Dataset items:
◇ ◇ ◇ ◇ ◇

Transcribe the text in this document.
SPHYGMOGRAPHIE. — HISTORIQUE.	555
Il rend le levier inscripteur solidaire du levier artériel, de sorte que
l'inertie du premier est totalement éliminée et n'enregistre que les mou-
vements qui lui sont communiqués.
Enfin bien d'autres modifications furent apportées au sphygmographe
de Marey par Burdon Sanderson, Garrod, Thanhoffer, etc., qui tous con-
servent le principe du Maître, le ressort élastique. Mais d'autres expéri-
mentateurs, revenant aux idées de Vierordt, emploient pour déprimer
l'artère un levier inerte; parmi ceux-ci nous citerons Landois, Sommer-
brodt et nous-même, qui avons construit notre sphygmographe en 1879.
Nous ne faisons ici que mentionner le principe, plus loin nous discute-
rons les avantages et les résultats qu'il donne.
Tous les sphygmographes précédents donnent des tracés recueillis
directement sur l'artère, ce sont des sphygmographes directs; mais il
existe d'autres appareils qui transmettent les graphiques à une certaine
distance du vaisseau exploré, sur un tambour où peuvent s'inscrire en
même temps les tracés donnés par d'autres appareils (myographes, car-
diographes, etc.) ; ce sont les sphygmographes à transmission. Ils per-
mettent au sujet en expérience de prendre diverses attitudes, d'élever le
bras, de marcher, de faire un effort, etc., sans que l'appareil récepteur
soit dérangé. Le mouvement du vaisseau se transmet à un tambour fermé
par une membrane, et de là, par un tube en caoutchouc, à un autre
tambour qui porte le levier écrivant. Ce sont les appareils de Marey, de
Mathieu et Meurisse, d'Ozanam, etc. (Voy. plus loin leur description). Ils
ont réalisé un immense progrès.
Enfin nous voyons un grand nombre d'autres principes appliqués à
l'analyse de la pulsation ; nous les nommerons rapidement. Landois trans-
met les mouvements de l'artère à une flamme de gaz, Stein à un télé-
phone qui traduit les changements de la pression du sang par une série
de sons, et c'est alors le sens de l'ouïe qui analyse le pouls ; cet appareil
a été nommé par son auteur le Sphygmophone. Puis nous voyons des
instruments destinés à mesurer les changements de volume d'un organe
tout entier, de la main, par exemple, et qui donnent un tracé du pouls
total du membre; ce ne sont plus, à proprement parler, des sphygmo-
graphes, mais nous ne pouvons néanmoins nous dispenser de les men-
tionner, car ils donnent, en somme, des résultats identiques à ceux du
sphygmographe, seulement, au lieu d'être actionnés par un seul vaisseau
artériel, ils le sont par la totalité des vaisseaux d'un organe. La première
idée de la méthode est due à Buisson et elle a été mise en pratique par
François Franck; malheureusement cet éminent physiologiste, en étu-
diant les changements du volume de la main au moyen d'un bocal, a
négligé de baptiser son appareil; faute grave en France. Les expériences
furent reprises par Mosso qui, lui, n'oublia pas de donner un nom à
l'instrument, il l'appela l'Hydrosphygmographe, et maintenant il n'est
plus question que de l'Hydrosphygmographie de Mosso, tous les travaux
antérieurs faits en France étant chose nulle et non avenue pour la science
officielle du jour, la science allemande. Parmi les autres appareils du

◇ ◇ ◇ ◇ ◇

WHAT IS BEING ASKED: Using the data above, print every record exactly as shown.

RESPONSE BELOW:
Transcribe the text in this document.
SPHYGMOGRAPHIE. — HISTORIQUE.	555
Il rend le levier inscripteur solidaire du levier artériel, de sorte que
l'inertie du premier est totalement éliminée et n'enregistre que les mou-
vements qui lui sont communiqués.
Enfin bien d'autres modifications furent apportées au sphygmographe
de Marey par Burdon Sanderson, Garrod, Thanhoffer, etc., qui tous con-
servent le principe du Maître, le ressort élastique. Mais d'autres expéri-
mentateurs, revenant aux idées de Vierordt, emploient pour déprimer
l'artère un levier inerte; parmi ceux-ci nous citerons Landois, Sommer-
brodt et nous-même, qui avons construit notre sphygmographe en 1879.
Nous ne faisons ici que mentionner le principe, plus loin nous discute-
rons les avantages et les résultats qu'il donne.
Tous les sphygmographes précédents donnent des tracés recueillis
directement sur l'artère, ce sont des sphygmographes directs; mais il
existe d'autres appareils qui transmettent les graphiques à une certaine
distance du vaisseau exploré, sur un tambour où peuvent s'inscrire en
même temps les tracés donnés par d'autres appareils (myographes, car-
diographes, etc.) ; ce sont les sphygmographes à transmission. Ils per-
mettent au sujet en expérience de prendre diverses attitudes, d'élever le
bras, de marcher, de faire un effort, etc., sans que l'appareil récepteur
soit dérangé. Le mouvement du vaisseau se transmet à un tambour fermé
par une membrane, et de là, par un tube en caoutchouc, à un autre
tambour qui porte le levier écrivant. Ce sont les appareils de Marey, de
Mathieu et Meurisse, d'Ozanam, etc. (Voy. plus loin leur description). Ils
ont réalisé un immense progrès.
Enfin nous voyons un grand nombre d'autres principes appliqués à
l'analyse de la pulsation ; nous les nommerons rapidement. Landois trans-
met les mouvements de l'artère à une flamme de gaz, Stein à un télé-
phone qui traduit les changements de la pression du sang par une série
de sons, et c'est alors le sens de l'ouïe qui analyse le pouls ; cet appareil
a été nommé par son auteur le Sphygmophone. Puis nous voyons des
instruments destinés à mesurer les changements de volume d'un organe
tout entier, de la main, par exemple, et qui donnent un tracé du pouls
total du membre; ce ne sont plus, à proprement parler, des sphygmo-
graphes, mais nous ne pouvons néanmoins nous dispenser de les men-
tionner, car ils donnent, en somme, des résultats identiques à ceux du
sphygmographe, seulement, au lieu d'être actionnés par un seul vaisseau
artériel, ils le sont par la totalité des vaisseaux d'un organe. La première
idée de la méthode est due à Buisson et elle a été mise en pratique par
François Franck; malheureusement cet éminent physiologiste, en étu-
diant les changements du volume de la main au moyen d'un bocal, a
négligé de baptiser son appareil; faute grave en France. Les expériences
furent reprises par Mosso qui, lui, n'oublia pas de donner un nom à
l'instrument, il l'appela l'Hydrosphygmographe, et maintenant il n'est
plus question que de l'Hydrosphygmographie de Mosso, tous les travaux
antérieurs faits en France étant chose nulle et non avenue pour la science
officielle du jour, la science allemande. Parmi les autres appareils du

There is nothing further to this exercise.